### What you have to do
From the entries that follow, gather each line holding the word "Périgord".

### Records about charts and figures

________________________

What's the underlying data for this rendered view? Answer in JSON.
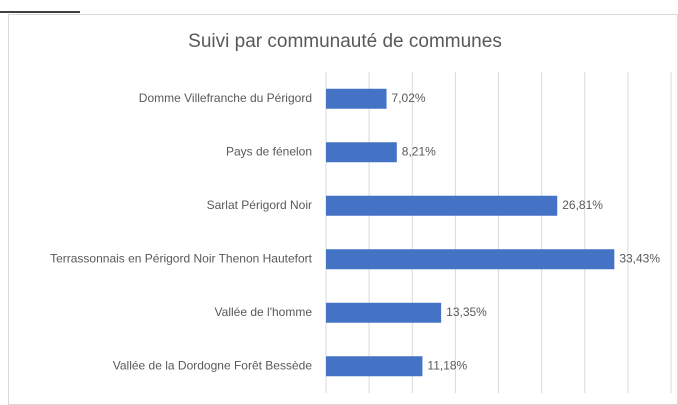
{
  "chart_data": {
    "type": "bar",
    "orientation": "horizontal",
    "title": "Suivi par communauté de communes",
    "categories": [
      "Domme Villefranche du Périgord",
      "Pays de fénelon",
      "Sarlat Périgord Noir",
      "Terrassonnais en Périgord Noir Thenon Hautefort",
      "Vallée de l'homme",
      "Vallée de la Dordogne Forêt Bessède"
    ],
    "values": [
      7.02,
      8.21,
      26.81,
      33.43,
      13.35,
      11.18
    ],
    "value_labels": [
      "7,02%",
      "8,21%",
      "26,81%",
      "33,43%",
      "13,35%",
      "11,18%"
    ],
    "color": "#4472c4",
    "xlim": [
      0,
      40
    ],
    "xticks": [
      0,
      5,
      10,
      15,
      20,
      25,
      30,
      35,
      40
    ],
    "grid": true
  }
}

________________________

### Problem solution
      "Domme Villefranche du Périgord",
      "Sarlat Périgord Noir",
      "Terrassonnais en Périgord Noir Thenon Hautefort",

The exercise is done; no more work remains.